From the listing that follows, output everything exactly except the pictures.

-- start DATA TO USE --

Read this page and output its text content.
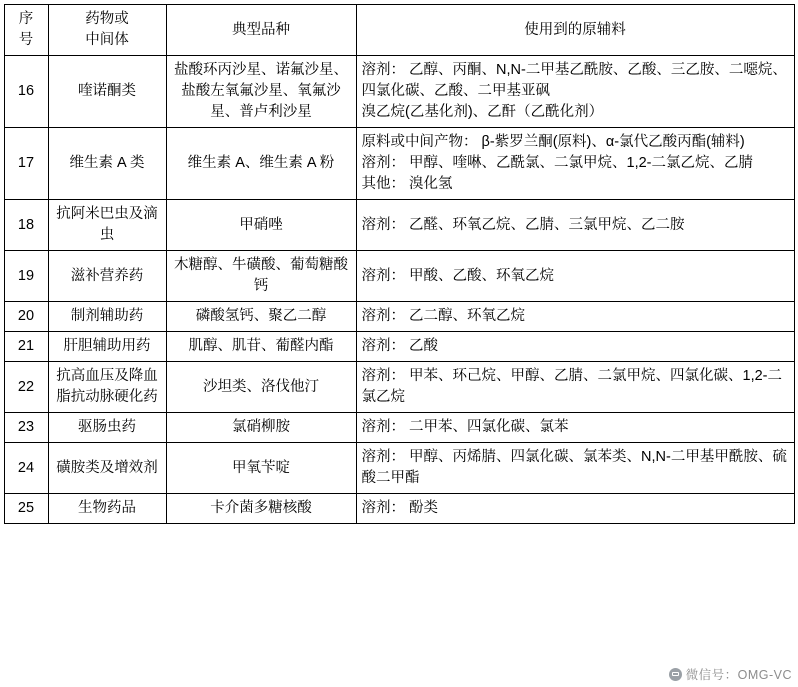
序
号	药物或
中间体	典型品种	使用到的原辅料
16	喹诺酮类	盐酸环丙沙星、诺氟沙星、盐酸左氧氟沙星、氧氟沙星、普卢利沙星	溶剂： 乙醇、丙酮、N,N-二甲基乙酰胺、乙酸、三乙胺、二噁烷、四氯化碳、乙酸、二甲基亚砜
溴乙烷(乙基化剂)、乙酐（乙酰化剂）

17	维生素 A 类	维生素 A、维生素 A 粉	原料或中间产物： β-紫罗兰酮(原料)、α-氯代乙酸丙酯(辅料)
溶剂： 甲醇、喹啉、乙酰氯、二氯甲烷、1,2-二氯乙烷、乙腈
其他： 溴化氢

18	抗阿米巴虫及滴虫	甲硝唑	溶剂： 乙醛、环氧乙烷、乙腈、三氯甲烷、乙二胺

19	滋补营养药	木糖醇、牛磺酸、葡萄糖酸钙	溶剂： 甲酸、乙酸、环氧乙烷

20	制剂辅助药	磷酸氢钙、聚乙二醇	溶剂： 乙二醇、环氧乙烷

21	肝胆辅助用药	肌醇、肌苷、葡醛内酯	溶剂： 乙酸

22	抗高血压及降血脂抗动脉硬化药	沙坦类、洛伐他汀	溶剂： 甲苯、环己烷、甲醇、乙腈、二氯甲烷、四氯化碳、1,2-二氯乙烷

23	驱肠虫药	氯硝柳胺	溶剂： 二甲苯、四氯化碳、氯苯

24	磺胺类及增效剂	甲氧苄啶	溶剂： 甲醇、丙烯腈、四氯化碳、氯苯类、N,N-二甲基甲酰胺、硫酸二甲酯

25	生物药品	卡介菌多糖核酸	溶剂： 酚类
微信号：OMG-VC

-- end DATA TO USE --

#### EXERCISE OUTPUT
Read this page and output its text content.
序
号	药物或
中间体	典型品种	使用到的原辅料
16	喹诺酮类	盐酸环丙沙星、诺氟沙星、盐酸左氧氟沙星、氧氟沙星、普卢利沙星	溶剂： 乙醇、丙酮、N,N-二甲基乙酰胺、乙酸、三乙胺、二噁烷、四氯化碳、乙酸、二甲基亚砜
溴乙烷(乙基化剂)、乙酐（乙酰化剂）

17	维生素 A 类	维生素 A、维生素 A 粉	原料或中间产物： β-紫罗兰酮(原料)、α-氯代乙酸丙酯(辅料)
溶剂： 甲醇、喹啉、乙酰氯、二氯甲烷、1,2-二氯乙烷、乙腈
其他： 溴化氢

18	抗阿米巴虫及滴虫	甲硝唑	溶剂： 乙醛、环氧乙烷、乙腈、三氯甲烷、乙二胺

19	滋补营养药	木糖醇、牛磺酸、葡萄糖酸钙	溶剂： 甲酸、乙酸、环氧乙烷

20	制剂辅助药	磷酸氢钙、聚乙二醇	溶剂： 乙二醇、环氧乙烷

21	肝胆辅助用药	肌醇、肌苷、葡醛内酯	溶剂： 乙酸

22	抗高血压及降血脂抗动脉硬化药	沙坦类、洛伐他汀	溶剂： 甲苯、环己烷、甲醇、乙腈、二氯甲烷、四氯化碳、1,2-二氯乙烷

23	驱肠虫药	氯硝柳胺	溶剂： 二甲苯、四氯化碳、氯苯

24	磺胺类及增效剂	甲氧苄啶	溶剂： 甲醇、丙烯腈、四氯化碳、氯苯类、N,N-二甲基甲酰胺、硫酸二甲酯

25	生物药品	卡介菌多糖核酸	溶剂： 酚类
微信号：OMG-VC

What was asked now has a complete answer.